CHALLENGES —
1. Answer these questions from the text on the Government Pension Fund Global, each on its own line:
(a) Which body lays down the management mandate for the GPFG?
(b) How much of the volatility in the Fund's return can be explained by volatility in the return on the benchmark index?
(c) Since what year have the fiscal policy guidelines applied to withdrawals from the Fund?
2. Reproduce the passage of the text on the Government Pension Fund Global starting with "A key objective" and going on through "and low unemployment.".

ARTICLE —
_ _ _

2 The Government Pension Fund Global: Strategy
2.1 The current investment strategy
The government is saving the revenues from petroleum activities in the Government Pension Fund Global (GPFG) on an ongoing basis. Such savings are fully integrated into the fiscal budget; see Box 2.1. Annual withdrawals from the Fund; the non-oil deficit, are determined in the fiscal budget. The deficit shall, over time, follow the expected real rate of return on the GPFG (the fiscal policy guidelines).
The GPFG is a financial investor. The management objective is the highest possible return, net of costs and measured in foreign currencies, given an acceptable level of risk. The investment strategy is expressed in the management mandate for the GPFG, which is laid down by the Ministry of Finance. Operational implementation of the management assignment falls within the remit of Norges Bank.
The investment strategy is derived from the purpose of the Fund and its distinctive characteristics, as well as the investment beliefs of the asset owner. It has been developed over time on the basis of public domain knowledge, research, practical experience and thorough assessments. Key features of the investment strategy for the GPFG are summarised in Figure 2.1.
The benchmark index defined by the Ministry of Finance is closely tracked in the management of the GPFG. More than 99 percent of the volatility in the return on the Fund can be explained by volatility in the return on the benchmark index. There is limited scope for deviations from this benchmark. Norges Bank has over time achieved excess return in its management of the Fund (i.e. outperformed the benchmark).
Transparency is a prerequisite for broad support for, and confidence in, the management of the GPFG. Furthermore, broad support for the key aspects of the management of the Fund is a prerequisite for consistent adherence to the long-term investment strategy, also during periods of financial market turbulence.
Textbox 2.1 The fund structure and the fiscal policy framework
The ongoing inflow of petroleum revenues to the GPFG predominantly represents a conversion of the petroleum wealth on the Norwegian continental shelf into financial wealth abroad. The petroleum revenues differ from other central government revenues in that these represent a conversion of wealth. Moreover, the petroleum revenues are highly volatile and will eventually come to an end.
A key objective of the GPFG and the fiscal policy guidelines is to facilitate permanently high value creation and stable development in the mainland economy. To this end, the central government’s net cash flow from petroleum activities is transferred to the Fund in full. An amount is withdrawn from the Fund annually pursuant to a resolution passed by the Storting to cover the non-oil budget deficit in the fiscal budget.
Since 2001, the following guidelines have applied to withdrawals from Fund (the fiscal policy guidelines):
The spending of fund revenues shall, over time, follow the expected real rate of return on the GPFG.1
Considerable weight shall be attached to the smoothing of fluctuations in the economy to ensure good capacity utilisation and low unemployment.
The Fund and the fiscal policy guidelines serve to shelter the fiscal budget from short-term petroleum revenue fluctuations and provide fiscal policy latitude, thus enabling economic setbacks to be countered. At the same time, petroleum revenue spending via the fiscal budget becomes an integral part of a comprehensive budget process. As long as the central government does not accumulate debt by funding expenditure through borrowing, the capital in the GPFG will reflect real financial savings on the part of central government. The fiscal policy framework facilitates preservation of the real value of the Fund for the benefit of future generations. Whilst the capital of the Fund can only be spent once, the real return may fund a permanently higher level of central government expenditure. The fiscal policy guidelines support the long time horizon of the Fund.

_ _ _

GIVEN RECORDS —
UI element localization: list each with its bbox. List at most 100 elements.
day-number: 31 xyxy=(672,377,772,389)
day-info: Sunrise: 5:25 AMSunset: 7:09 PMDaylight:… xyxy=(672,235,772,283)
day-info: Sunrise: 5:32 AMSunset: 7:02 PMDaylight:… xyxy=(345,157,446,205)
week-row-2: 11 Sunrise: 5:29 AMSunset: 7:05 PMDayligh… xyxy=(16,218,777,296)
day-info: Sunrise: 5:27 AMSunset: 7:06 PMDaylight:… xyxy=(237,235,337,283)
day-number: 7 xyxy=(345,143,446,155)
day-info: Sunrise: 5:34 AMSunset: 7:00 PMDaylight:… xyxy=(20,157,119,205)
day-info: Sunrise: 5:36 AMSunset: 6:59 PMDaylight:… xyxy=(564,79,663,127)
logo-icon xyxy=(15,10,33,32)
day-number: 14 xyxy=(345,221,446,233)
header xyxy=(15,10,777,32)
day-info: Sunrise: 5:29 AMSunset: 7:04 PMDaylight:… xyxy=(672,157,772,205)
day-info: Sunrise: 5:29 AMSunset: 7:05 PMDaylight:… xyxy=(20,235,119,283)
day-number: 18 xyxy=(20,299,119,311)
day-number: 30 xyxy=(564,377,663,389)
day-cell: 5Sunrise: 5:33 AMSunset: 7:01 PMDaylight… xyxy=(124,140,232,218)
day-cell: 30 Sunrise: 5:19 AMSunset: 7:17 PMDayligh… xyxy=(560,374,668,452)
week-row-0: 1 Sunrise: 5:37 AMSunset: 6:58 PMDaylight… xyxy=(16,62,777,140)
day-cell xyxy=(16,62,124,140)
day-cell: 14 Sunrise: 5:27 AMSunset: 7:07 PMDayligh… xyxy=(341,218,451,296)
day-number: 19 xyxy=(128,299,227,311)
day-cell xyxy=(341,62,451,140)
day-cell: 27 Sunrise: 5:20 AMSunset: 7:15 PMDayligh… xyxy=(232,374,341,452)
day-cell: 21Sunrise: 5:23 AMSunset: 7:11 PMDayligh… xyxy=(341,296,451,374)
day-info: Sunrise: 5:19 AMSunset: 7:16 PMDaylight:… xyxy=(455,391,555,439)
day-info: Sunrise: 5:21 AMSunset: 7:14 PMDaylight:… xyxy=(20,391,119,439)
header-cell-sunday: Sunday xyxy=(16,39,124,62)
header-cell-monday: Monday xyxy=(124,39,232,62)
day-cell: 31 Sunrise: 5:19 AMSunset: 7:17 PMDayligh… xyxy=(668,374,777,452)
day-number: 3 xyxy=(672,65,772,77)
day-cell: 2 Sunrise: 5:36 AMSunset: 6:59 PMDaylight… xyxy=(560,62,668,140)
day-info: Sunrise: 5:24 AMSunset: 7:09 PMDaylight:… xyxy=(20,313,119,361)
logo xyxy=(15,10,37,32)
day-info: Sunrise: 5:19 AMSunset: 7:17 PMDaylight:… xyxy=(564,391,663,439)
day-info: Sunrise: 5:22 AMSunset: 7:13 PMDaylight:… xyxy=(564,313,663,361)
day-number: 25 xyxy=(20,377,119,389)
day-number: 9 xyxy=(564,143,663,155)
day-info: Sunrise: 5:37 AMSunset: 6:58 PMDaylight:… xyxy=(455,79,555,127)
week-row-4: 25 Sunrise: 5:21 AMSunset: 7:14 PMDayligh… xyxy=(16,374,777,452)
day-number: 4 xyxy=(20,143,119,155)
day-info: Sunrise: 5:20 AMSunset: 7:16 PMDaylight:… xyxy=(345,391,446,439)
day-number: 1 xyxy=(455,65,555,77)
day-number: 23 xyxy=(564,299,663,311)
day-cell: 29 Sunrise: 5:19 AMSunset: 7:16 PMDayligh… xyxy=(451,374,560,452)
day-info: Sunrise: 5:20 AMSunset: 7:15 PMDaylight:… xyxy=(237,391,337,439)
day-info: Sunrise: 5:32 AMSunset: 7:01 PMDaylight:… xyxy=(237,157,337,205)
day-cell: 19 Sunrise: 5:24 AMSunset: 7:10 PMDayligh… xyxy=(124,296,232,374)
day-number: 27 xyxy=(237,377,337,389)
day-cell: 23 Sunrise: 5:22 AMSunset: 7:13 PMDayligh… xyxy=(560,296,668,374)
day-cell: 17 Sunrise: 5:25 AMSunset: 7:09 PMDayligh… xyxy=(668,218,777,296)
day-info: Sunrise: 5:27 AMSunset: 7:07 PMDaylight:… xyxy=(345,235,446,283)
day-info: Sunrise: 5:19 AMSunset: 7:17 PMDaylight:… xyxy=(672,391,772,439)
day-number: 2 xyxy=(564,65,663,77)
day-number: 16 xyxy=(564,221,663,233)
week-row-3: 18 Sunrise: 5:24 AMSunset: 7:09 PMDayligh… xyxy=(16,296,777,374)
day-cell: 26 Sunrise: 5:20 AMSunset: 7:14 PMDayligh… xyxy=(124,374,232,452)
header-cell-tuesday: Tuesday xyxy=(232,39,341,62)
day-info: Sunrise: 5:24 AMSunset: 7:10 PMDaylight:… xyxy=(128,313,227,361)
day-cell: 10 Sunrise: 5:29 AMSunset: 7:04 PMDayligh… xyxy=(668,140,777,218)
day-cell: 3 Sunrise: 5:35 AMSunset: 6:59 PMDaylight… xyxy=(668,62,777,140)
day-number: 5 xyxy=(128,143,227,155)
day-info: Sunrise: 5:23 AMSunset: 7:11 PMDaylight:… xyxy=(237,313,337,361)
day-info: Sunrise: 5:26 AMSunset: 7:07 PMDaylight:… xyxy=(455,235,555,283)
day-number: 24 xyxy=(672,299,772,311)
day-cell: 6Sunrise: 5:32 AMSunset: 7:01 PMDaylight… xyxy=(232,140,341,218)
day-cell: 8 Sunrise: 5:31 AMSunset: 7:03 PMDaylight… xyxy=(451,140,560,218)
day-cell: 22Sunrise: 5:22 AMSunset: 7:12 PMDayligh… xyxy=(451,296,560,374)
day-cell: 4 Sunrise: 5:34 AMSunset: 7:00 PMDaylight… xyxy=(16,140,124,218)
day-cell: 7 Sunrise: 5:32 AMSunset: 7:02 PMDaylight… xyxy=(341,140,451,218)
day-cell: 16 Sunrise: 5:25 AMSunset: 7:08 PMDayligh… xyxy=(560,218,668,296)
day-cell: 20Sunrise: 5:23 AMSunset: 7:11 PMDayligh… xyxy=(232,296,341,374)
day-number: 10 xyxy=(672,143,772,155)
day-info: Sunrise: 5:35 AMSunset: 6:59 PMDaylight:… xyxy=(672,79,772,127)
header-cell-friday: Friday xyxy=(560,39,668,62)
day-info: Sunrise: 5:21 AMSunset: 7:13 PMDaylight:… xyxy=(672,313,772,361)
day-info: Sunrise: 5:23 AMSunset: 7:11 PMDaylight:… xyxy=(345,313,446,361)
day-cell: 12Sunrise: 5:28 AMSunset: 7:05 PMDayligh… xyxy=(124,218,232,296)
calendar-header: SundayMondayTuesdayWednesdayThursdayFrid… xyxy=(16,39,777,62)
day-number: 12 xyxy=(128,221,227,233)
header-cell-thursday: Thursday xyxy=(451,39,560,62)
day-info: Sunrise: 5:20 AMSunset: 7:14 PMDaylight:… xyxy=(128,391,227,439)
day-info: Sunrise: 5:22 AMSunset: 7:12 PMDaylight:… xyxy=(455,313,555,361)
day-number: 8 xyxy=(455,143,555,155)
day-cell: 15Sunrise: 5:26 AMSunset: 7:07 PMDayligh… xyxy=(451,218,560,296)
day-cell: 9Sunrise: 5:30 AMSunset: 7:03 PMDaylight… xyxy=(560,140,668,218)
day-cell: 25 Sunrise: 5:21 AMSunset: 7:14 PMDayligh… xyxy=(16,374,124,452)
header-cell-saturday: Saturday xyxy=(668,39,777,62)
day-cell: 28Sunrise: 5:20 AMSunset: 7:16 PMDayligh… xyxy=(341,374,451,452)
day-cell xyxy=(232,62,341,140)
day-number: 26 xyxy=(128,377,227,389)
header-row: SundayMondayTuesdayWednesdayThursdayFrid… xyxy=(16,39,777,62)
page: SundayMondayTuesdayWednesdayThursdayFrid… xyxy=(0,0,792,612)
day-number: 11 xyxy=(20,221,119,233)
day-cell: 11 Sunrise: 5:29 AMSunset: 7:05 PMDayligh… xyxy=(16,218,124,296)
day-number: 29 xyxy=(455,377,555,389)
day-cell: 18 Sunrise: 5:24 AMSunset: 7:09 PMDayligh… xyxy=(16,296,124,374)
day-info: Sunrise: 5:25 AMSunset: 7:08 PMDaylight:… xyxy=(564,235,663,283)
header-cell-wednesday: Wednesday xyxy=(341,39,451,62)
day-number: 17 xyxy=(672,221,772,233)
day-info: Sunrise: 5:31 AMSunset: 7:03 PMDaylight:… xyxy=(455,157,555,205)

_ _ _

RESPONSES TO THE TASKS —
1.
(a) The Ministry of Finance
(b) More than 99 percent
(c) 2001

2.
A key objective of the GPFG and the fiscal policy guidelines is to facilitate permanently high value creation and stable development in the mainland economy. To this end, the central government’s net cash flow from petroleum activities is transferred to the Fund in full. An amount is withdrawn from the Fund annually pursuant to a resolution passed by the Storting to cover the non-oil budget deficit in the fiscal budget.
Since 2001, the following guidelines have applied to withdrawals from Fund (the fiscal policy guidelines):
The spending of fund revenues shall, over time, follow the expected real rate of return on the GPFG.1
Considerable weight shall be attached to the smoothing of fluctuations in the economy to ensure good capacity utilisation and low unemployment.